Go through the listing below and list every line with "Давл".
*****
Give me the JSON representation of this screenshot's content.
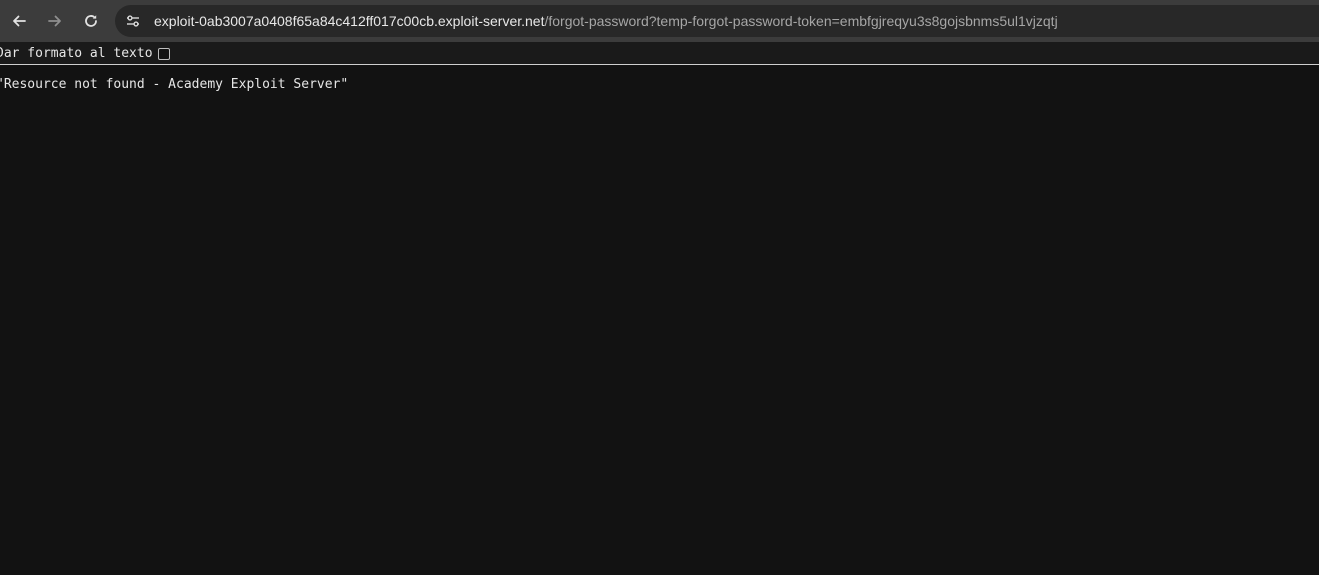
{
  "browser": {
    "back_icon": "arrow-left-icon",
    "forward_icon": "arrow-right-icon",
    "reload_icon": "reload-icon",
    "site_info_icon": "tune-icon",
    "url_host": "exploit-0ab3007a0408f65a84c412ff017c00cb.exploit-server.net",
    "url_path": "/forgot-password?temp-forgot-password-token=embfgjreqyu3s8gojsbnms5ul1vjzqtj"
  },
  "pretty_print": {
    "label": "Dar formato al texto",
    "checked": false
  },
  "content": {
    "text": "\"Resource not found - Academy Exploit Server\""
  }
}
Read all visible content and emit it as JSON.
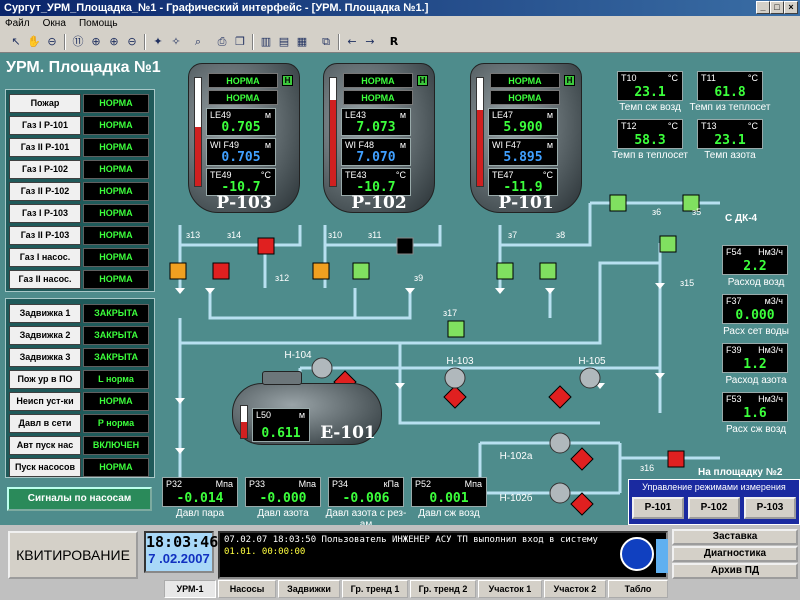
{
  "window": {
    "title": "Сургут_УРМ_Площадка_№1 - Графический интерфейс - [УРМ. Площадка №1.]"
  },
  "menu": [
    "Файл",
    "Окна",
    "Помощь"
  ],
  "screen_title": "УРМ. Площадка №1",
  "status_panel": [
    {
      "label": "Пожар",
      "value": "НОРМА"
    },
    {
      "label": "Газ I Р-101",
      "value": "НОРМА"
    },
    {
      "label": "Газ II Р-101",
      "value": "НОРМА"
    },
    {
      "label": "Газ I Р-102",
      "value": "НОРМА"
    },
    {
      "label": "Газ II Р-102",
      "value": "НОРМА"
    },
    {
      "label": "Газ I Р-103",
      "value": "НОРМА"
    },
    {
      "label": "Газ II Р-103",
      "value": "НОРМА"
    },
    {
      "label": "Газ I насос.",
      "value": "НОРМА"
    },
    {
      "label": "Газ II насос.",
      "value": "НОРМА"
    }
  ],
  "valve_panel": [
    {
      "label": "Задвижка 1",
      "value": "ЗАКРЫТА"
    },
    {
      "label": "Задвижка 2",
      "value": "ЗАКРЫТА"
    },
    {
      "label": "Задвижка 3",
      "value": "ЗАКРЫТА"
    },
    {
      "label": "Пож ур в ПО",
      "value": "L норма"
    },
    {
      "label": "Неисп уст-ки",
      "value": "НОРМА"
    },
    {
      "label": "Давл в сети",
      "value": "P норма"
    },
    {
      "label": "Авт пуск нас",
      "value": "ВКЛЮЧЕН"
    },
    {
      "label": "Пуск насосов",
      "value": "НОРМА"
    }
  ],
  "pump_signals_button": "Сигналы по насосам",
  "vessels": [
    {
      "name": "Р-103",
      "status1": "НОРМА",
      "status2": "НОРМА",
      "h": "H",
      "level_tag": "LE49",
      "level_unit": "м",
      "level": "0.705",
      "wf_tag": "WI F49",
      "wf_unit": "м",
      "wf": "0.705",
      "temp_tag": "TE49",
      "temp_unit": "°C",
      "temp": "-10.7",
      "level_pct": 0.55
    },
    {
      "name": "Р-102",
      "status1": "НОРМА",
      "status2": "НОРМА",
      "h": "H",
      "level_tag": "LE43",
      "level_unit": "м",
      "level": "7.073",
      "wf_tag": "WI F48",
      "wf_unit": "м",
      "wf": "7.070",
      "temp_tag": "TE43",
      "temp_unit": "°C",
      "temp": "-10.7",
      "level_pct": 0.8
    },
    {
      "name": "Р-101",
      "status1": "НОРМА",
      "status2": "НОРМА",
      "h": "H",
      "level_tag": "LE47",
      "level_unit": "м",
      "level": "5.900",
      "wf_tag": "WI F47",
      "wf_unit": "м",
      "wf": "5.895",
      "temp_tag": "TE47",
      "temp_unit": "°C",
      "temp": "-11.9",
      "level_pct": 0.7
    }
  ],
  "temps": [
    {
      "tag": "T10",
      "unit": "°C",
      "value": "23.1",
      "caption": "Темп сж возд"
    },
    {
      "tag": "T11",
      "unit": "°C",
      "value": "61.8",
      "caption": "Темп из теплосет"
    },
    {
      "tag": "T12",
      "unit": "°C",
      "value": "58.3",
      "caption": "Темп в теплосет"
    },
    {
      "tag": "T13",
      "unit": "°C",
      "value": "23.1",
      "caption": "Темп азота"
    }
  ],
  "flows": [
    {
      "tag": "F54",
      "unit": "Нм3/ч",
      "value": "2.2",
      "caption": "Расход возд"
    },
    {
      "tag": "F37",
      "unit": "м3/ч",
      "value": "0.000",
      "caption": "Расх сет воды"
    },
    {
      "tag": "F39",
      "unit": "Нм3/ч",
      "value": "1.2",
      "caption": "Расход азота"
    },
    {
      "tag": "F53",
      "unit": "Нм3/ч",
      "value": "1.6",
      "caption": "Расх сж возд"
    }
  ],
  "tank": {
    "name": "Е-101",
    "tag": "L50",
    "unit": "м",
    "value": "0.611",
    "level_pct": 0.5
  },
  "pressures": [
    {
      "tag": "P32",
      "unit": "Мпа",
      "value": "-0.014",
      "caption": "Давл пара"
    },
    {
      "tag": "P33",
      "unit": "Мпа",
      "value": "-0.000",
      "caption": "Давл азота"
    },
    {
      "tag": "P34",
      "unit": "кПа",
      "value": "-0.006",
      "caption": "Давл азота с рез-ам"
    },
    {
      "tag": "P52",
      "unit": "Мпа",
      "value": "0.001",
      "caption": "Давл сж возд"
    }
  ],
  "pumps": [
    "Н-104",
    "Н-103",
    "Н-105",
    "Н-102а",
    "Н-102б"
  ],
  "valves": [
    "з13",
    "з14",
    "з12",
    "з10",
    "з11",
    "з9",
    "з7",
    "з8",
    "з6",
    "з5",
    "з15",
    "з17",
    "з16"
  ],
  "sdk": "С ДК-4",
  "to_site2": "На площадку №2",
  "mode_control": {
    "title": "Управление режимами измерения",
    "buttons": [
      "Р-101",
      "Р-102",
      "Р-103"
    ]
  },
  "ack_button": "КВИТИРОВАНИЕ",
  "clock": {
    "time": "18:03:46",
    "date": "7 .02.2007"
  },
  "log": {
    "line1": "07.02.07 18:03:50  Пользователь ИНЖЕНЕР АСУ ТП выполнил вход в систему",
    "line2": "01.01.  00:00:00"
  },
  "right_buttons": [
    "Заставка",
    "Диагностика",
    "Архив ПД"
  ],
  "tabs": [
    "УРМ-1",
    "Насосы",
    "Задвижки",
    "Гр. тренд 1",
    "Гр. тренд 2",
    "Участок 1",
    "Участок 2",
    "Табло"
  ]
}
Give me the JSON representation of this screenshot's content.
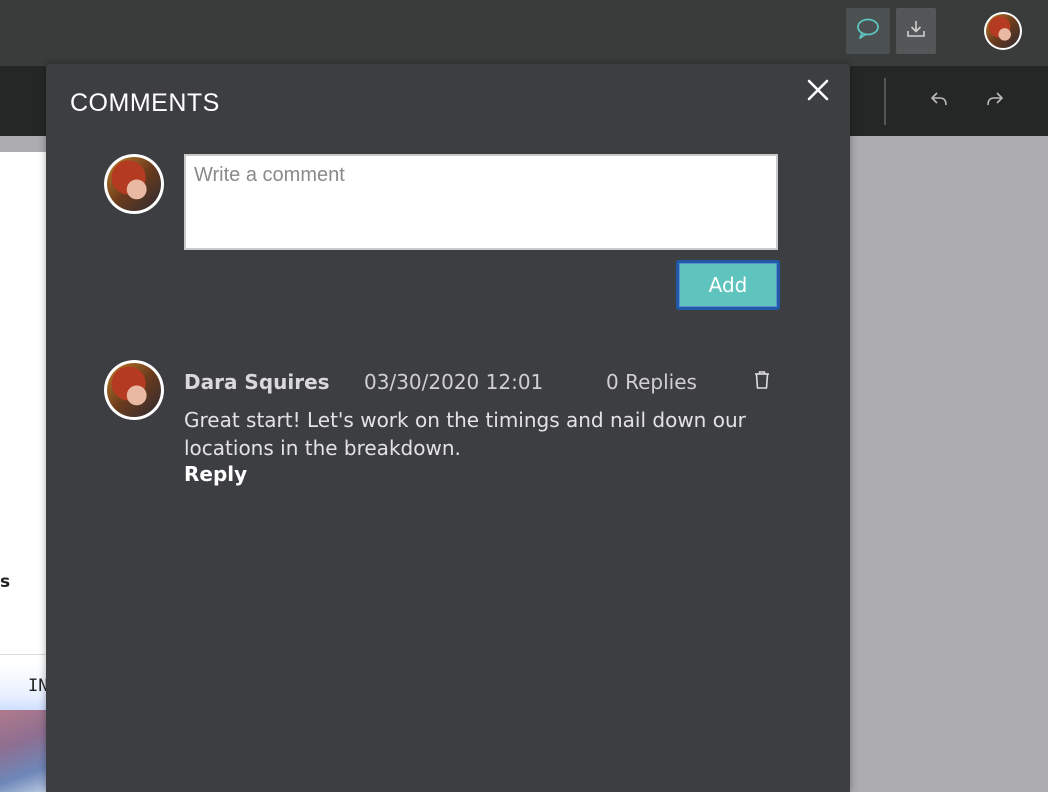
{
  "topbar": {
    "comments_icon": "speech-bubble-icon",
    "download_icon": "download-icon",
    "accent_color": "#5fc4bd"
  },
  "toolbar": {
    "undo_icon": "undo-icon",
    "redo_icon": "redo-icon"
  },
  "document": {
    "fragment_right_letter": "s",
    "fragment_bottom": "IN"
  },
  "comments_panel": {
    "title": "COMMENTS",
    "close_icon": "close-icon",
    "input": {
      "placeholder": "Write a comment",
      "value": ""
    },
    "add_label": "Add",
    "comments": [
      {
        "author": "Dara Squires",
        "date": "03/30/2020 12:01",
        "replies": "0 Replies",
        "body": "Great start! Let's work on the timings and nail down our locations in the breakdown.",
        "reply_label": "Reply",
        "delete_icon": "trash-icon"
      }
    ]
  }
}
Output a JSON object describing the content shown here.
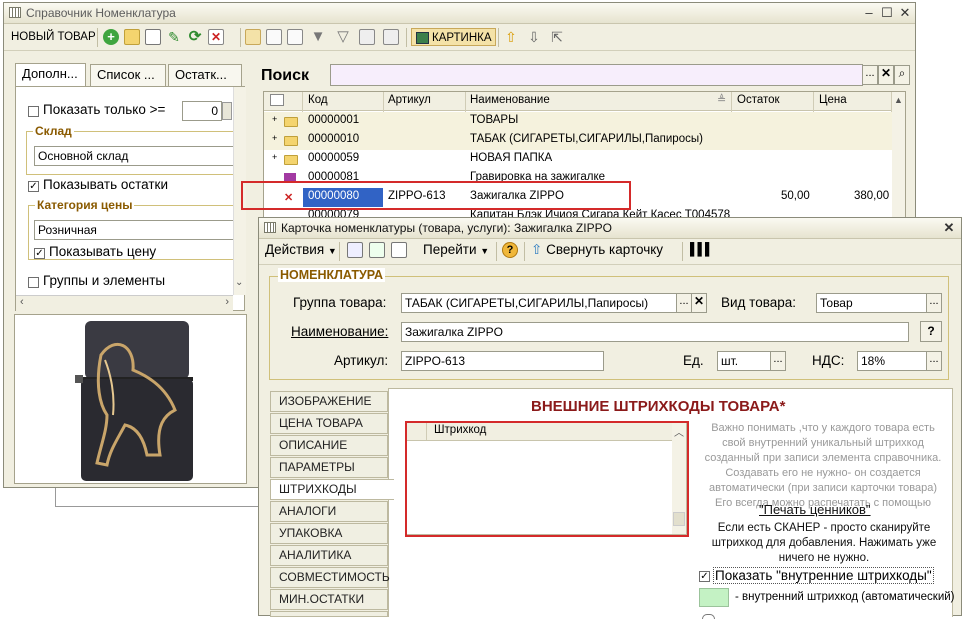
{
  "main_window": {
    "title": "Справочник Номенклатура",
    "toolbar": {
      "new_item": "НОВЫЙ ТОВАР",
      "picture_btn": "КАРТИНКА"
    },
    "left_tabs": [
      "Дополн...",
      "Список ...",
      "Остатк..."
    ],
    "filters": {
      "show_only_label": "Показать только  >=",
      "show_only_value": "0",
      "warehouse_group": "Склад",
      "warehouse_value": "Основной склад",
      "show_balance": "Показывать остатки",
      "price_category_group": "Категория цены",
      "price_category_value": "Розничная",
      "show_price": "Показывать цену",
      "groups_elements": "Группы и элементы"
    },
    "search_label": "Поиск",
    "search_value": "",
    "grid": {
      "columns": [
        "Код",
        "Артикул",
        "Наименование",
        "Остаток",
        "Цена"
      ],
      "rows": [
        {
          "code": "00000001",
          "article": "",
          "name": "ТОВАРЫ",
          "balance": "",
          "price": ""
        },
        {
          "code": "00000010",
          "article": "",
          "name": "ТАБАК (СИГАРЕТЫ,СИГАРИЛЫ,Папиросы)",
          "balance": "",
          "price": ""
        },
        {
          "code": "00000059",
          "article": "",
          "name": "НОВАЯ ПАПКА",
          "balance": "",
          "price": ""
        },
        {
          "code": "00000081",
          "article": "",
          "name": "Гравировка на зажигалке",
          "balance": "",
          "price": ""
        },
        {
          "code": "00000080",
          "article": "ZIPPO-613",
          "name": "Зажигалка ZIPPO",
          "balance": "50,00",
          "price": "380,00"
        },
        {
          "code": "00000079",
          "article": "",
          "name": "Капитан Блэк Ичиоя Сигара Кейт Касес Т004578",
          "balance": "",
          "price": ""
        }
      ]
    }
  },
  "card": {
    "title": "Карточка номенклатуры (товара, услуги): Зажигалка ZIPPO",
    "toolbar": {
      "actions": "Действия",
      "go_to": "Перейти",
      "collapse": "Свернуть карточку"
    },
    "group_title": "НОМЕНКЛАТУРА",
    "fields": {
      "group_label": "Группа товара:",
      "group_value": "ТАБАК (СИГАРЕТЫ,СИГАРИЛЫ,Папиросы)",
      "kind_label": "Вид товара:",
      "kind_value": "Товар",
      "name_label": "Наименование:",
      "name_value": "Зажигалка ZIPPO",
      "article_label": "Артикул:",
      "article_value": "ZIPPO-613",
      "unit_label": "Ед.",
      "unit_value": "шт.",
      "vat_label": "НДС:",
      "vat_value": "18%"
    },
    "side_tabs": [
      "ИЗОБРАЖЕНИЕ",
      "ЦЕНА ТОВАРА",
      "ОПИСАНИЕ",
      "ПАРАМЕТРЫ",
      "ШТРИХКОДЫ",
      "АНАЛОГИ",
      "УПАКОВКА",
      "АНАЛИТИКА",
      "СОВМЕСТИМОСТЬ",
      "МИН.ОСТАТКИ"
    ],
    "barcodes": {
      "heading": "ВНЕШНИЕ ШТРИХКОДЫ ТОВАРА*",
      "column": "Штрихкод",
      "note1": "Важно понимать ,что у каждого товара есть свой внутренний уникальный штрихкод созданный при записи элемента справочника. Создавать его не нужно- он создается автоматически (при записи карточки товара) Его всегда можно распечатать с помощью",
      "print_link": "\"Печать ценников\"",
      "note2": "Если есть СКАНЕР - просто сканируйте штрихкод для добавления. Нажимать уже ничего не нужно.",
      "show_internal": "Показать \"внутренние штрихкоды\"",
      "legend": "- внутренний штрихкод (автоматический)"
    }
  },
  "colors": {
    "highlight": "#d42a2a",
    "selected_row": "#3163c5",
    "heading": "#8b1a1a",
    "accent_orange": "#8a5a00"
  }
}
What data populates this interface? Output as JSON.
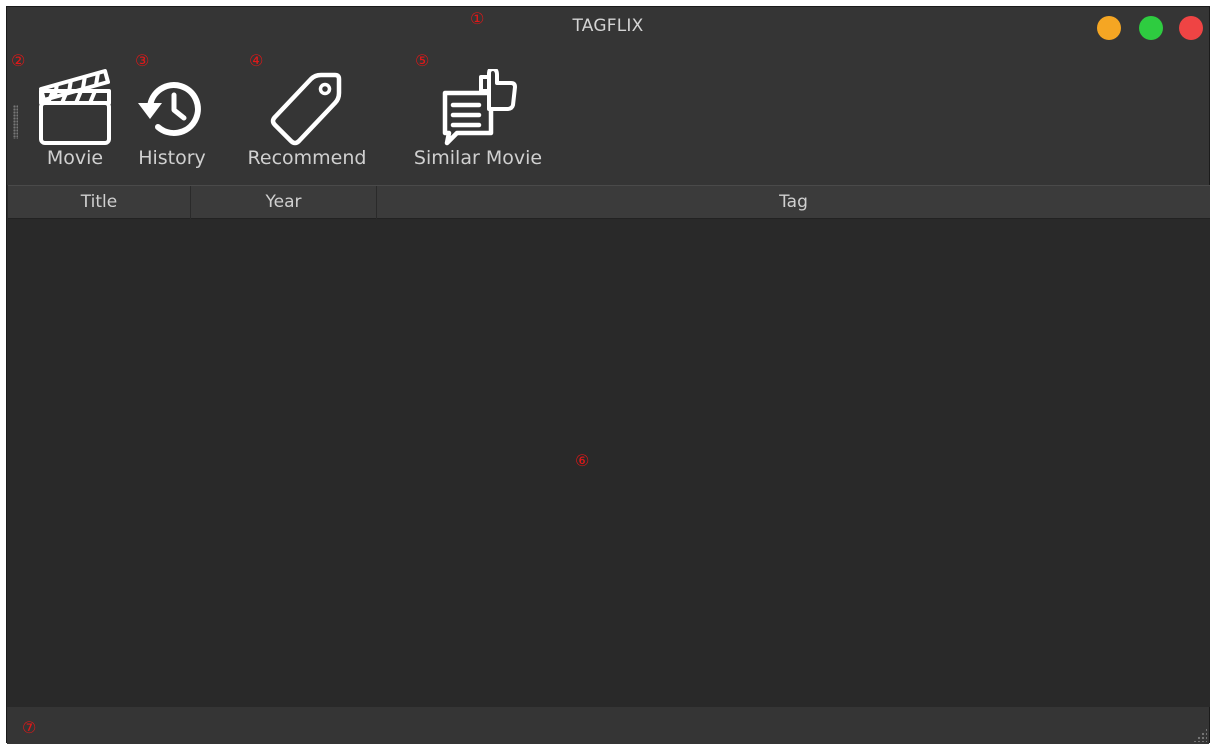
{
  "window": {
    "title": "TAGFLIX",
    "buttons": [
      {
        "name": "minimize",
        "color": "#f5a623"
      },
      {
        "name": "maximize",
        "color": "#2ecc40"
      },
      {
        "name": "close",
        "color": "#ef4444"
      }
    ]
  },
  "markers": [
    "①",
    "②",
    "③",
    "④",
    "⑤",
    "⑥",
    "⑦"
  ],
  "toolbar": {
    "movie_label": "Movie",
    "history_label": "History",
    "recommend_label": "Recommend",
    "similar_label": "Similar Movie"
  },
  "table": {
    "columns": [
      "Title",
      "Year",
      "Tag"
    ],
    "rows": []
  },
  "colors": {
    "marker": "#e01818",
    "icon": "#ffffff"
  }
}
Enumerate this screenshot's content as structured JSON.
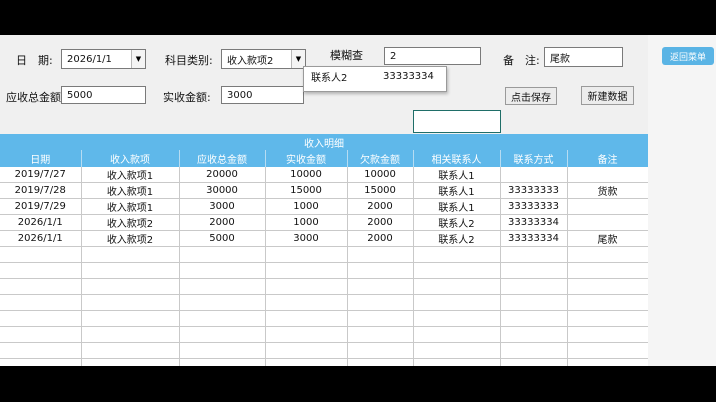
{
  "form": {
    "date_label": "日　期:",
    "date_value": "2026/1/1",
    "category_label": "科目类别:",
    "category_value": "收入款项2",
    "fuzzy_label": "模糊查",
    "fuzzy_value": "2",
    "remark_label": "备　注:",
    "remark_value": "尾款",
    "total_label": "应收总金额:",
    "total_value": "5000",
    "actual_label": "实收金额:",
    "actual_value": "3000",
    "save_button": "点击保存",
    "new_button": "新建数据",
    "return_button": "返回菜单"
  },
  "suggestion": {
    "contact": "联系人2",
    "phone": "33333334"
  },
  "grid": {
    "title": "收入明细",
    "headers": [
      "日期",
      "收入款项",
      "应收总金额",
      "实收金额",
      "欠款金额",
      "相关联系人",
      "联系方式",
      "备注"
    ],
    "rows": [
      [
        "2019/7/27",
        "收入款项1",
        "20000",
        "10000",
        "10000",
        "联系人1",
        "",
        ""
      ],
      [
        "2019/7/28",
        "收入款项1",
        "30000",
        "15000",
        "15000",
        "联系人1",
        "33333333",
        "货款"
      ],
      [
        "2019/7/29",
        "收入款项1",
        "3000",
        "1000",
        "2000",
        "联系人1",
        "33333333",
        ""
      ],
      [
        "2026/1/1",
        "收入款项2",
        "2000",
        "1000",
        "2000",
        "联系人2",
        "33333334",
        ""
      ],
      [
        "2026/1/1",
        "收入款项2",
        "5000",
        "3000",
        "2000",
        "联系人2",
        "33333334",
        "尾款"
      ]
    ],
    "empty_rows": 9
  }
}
*****
_ANSWER BELOW:_
      "label": "Давл в сети",
      "caption": "Давл пара"
      "caption": "Давл азота"
      "caption": "Давл азота с рез-ам"
      "caption": "Давл сж возд"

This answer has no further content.